[Figure content listings]
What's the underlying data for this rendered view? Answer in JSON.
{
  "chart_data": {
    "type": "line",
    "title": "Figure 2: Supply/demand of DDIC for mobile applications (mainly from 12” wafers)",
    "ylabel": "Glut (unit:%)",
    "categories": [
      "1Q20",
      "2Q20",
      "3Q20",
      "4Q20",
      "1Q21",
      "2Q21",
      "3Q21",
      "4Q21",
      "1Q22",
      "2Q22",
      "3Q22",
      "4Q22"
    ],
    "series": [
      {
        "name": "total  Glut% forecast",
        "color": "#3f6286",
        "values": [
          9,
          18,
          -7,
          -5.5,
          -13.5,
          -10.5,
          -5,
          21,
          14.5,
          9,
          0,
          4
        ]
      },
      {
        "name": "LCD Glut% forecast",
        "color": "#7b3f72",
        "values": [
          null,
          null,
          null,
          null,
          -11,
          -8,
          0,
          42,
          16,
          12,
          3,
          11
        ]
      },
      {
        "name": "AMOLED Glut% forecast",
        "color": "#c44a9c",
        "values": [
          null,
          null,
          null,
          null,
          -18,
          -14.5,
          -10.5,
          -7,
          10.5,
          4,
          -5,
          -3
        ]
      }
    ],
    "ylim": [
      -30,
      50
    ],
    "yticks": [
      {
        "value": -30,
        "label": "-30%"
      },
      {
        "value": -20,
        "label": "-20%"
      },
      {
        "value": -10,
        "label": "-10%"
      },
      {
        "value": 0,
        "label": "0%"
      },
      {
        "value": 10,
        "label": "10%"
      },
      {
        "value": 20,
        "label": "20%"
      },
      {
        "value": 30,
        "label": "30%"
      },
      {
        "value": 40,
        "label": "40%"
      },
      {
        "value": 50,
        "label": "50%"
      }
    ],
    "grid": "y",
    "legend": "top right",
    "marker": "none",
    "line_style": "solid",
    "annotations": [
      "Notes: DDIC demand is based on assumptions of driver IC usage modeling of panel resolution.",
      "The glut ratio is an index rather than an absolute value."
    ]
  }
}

SET TASK:
Gather each line from the entries above that includes the word "color".

RESPONSE TO THIS TASK:
        "color": "#3f6286",
        "color": "#7b3f72",
        "color": "#c44a9c",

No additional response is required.